Brief —
Extract each line holding the word "watermark" from the entries.

•••

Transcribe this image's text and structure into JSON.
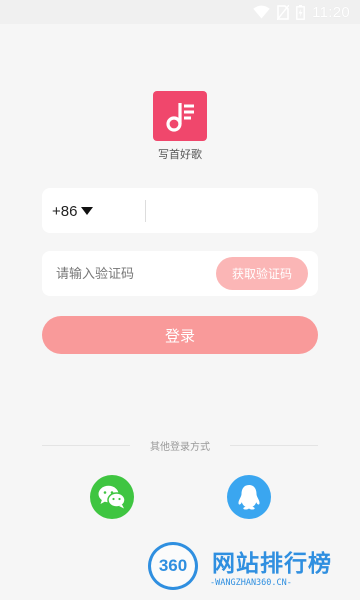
{
  "status_bar": {
    "time": "11:20",
    "icons": [
      "wifi-icon",
      "no-sim-icon",
      "battery-icon"
    ]
  },
  "app": {
    "logo_icon": "music-note-icon",
    "name": "写首好歌",
    "brand_color": "#f0476c"
  },
  "login_form": {
    "country_code": "+86",
    "phone_placeholder": "",
    "code_placeholder": "请输入验证码",
    "get_code_label": "获取验证码",
    "login_label": "登录"
  },
  "other_login": {
    "label": "其他登录方式",
    "methods": [
      {
        "name": "wechat",
        "icon": "wechat-icon",
        "color": "#3fc541"
      },
      {
        "name": "qq",
        "icon": "qq-icon",
        "color": "#3aa6f0"
      }
    ]
  },
  "watermark": {
    "badge": "360",
    "title": "网站排行榜",
    "subtitle": "-WANGZHAN360.CN-"
  }
}
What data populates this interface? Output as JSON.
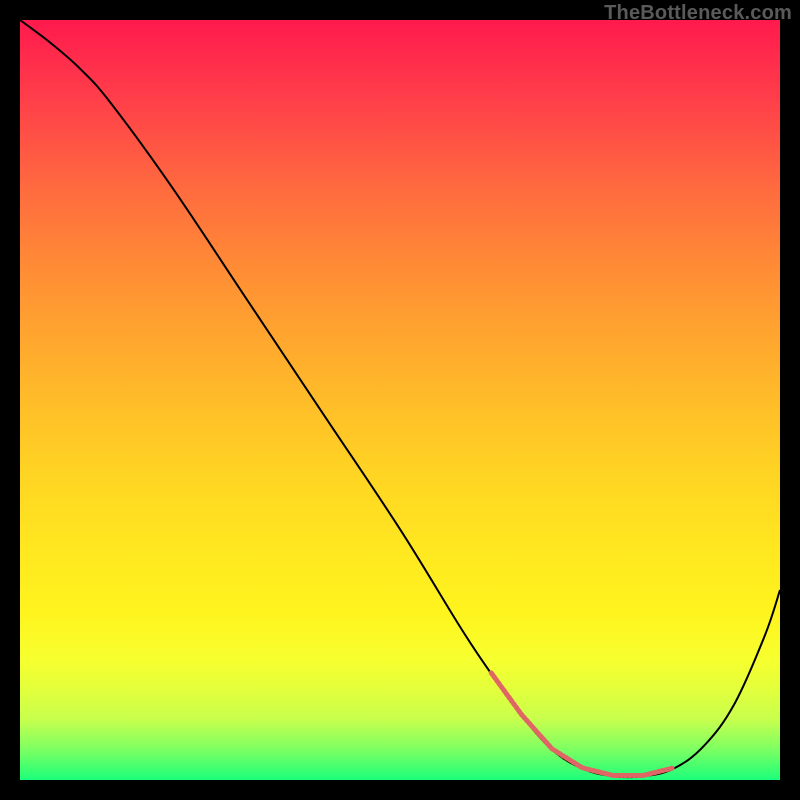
{
  "watermark": "TheBottleneck.com",
  "colors": {
    "page_bg": "#000000",
    "curve_stroke": "#000000",
    "dash_stroke": "#e06666",
    "gradient_top": "#ff1a4d",
    "gradient_bottom": "#1bff7a"
  },
  "chart_data": {
    "type": "line",
    "title": "",
    "xlabel": "",
    "ylabel": "",
    "xlim": [
      0,
      100
    ],
    "ylim": [
      0,
      100
    ],
    "grid": false,
    "legend": false,
    "series": [
      {
        "name": "bottleneck-curve",
        "x": [
          0,
          4,
          8,
          12,
          20,
          30,
          40,
          50,
          58,
          62,
          66,
          70,
          74,
          78,
          82,
          86,
          90,
          94,
          98,
          100
        ],
        "y": [
          100,
          97,
          93.5,
          89,
          78,
          63,
          48,
          33,
          20,
          14,
          8.5,
          4,
          1.5,
          0.5,
          0.5,
          1.5,
          4.5,
          10,
          19,
          25
        ]
      }
    ],
    "annotations": [
      {
        "name": "optimal-range-dashes",
        "style": "dashed",
        "color": "#e06666",
        "x_range": [
          62,
          86
        ],
        "y_approx": 0.8
      }
    ]
  }
}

•••

Completed exercise —
  "watermark": {
  "watermark": "TheBottleneck.com",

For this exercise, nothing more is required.